Problem statement:
Work through the listing below and count the lines that hold "name". Answer with the number alone.

Some records
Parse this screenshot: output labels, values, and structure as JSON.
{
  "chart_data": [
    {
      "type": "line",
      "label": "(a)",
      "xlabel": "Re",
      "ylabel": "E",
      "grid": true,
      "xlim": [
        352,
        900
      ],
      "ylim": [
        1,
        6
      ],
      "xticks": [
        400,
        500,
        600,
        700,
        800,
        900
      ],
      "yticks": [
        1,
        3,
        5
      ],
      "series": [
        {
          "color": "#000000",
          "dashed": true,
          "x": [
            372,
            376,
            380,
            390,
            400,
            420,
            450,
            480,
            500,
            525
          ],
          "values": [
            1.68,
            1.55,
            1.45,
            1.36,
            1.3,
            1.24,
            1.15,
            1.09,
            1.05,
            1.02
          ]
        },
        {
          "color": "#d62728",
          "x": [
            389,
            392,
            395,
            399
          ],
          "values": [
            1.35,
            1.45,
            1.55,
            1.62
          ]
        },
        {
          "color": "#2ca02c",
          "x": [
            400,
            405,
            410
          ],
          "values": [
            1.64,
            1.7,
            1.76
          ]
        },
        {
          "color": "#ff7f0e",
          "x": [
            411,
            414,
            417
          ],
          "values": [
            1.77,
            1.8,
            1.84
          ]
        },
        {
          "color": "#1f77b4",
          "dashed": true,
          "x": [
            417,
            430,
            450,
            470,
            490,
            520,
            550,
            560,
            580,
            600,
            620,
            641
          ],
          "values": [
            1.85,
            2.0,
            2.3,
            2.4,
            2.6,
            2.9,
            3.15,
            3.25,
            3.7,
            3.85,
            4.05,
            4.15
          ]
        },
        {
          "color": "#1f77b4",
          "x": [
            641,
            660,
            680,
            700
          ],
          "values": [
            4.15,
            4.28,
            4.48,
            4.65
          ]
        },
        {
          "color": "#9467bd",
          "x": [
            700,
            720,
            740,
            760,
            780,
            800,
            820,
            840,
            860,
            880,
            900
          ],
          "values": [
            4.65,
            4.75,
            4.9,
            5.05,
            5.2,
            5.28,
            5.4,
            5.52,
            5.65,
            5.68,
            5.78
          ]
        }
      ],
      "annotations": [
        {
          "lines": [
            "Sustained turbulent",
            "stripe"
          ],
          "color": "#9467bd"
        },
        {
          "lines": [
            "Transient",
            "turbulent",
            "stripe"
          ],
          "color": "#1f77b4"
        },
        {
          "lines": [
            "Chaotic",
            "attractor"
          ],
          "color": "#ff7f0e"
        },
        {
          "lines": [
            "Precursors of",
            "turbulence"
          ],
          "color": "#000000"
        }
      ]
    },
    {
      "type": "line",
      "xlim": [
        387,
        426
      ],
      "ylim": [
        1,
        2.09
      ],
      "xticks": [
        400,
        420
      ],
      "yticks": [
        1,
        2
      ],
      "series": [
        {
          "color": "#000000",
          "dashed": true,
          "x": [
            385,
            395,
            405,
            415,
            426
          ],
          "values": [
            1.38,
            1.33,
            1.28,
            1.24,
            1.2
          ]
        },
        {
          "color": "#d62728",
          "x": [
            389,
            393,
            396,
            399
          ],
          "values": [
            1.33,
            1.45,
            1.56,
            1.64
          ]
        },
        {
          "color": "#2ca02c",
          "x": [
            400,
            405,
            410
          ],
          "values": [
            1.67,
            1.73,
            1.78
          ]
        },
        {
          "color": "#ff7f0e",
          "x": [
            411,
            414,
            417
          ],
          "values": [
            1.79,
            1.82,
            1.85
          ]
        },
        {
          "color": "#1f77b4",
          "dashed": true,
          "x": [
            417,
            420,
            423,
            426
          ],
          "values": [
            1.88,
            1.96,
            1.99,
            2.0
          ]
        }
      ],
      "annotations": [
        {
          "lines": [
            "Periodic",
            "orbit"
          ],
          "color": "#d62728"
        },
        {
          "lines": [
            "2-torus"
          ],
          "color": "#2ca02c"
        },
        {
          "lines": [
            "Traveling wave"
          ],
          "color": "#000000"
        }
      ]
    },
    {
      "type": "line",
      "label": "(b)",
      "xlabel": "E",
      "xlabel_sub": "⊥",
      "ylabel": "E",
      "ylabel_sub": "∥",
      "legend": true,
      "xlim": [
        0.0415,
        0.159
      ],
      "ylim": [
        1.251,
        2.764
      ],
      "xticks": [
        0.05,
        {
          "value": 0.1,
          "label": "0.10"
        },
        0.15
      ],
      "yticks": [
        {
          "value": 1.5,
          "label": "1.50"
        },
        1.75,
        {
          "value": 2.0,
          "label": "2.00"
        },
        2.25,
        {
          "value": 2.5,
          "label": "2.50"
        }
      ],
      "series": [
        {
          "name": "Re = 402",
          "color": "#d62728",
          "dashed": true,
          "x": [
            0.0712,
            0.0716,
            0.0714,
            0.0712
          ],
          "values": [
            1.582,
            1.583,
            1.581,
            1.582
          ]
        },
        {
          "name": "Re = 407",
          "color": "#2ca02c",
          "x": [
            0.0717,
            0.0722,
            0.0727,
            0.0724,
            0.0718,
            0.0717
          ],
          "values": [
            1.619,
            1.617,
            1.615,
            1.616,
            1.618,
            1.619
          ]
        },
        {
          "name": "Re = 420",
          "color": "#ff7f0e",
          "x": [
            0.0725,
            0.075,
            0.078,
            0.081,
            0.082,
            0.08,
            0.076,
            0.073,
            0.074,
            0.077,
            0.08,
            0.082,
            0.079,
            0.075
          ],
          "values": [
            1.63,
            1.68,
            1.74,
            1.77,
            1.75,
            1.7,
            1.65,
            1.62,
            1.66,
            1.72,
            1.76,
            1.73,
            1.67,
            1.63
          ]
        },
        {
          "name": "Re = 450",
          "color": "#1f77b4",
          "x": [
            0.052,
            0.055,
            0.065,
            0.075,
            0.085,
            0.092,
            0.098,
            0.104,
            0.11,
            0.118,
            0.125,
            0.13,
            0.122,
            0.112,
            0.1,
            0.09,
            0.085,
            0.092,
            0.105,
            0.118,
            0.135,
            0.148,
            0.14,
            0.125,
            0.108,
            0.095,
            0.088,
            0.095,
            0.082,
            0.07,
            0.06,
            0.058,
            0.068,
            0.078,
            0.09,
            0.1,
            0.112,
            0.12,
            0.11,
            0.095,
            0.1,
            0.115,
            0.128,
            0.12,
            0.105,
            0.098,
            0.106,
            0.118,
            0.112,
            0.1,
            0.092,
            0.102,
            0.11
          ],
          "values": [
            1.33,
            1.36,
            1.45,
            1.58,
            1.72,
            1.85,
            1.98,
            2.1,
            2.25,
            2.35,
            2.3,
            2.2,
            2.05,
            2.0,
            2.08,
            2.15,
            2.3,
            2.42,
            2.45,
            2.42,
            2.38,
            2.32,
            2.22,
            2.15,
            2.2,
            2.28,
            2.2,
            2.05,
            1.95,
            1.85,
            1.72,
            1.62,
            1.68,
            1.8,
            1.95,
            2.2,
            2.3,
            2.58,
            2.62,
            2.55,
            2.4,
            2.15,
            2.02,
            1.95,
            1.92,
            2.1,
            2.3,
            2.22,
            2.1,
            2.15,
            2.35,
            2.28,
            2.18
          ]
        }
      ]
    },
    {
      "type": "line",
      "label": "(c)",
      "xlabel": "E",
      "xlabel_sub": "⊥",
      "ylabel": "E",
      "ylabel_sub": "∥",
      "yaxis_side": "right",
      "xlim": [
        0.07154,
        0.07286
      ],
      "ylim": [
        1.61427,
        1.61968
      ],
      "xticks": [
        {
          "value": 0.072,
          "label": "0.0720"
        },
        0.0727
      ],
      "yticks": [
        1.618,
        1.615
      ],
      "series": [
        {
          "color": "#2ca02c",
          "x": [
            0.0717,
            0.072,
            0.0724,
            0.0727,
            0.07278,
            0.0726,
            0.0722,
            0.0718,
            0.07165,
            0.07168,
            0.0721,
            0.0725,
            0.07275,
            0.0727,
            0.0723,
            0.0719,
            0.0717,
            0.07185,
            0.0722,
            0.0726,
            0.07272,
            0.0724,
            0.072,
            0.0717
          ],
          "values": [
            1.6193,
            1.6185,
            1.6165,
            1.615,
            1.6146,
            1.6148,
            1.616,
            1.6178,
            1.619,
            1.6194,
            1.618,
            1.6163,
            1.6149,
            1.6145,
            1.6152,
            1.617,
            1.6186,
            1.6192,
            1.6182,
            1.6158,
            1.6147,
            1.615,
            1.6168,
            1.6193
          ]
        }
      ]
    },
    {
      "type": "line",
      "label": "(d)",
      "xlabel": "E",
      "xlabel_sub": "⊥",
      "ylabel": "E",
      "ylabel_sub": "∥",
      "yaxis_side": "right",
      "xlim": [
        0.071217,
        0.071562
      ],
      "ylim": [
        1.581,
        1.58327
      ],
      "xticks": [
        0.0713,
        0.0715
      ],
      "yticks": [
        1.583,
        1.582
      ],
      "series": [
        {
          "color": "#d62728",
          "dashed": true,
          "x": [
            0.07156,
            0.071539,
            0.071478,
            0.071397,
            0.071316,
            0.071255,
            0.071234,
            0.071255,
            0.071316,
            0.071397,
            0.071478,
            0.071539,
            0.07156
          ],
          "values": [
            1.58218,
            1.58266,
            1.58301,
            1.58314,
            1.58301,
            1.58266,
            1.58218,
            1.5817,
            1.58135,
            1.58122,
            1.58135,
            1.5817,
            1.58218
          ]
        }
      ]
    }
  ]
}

Output for this task:
4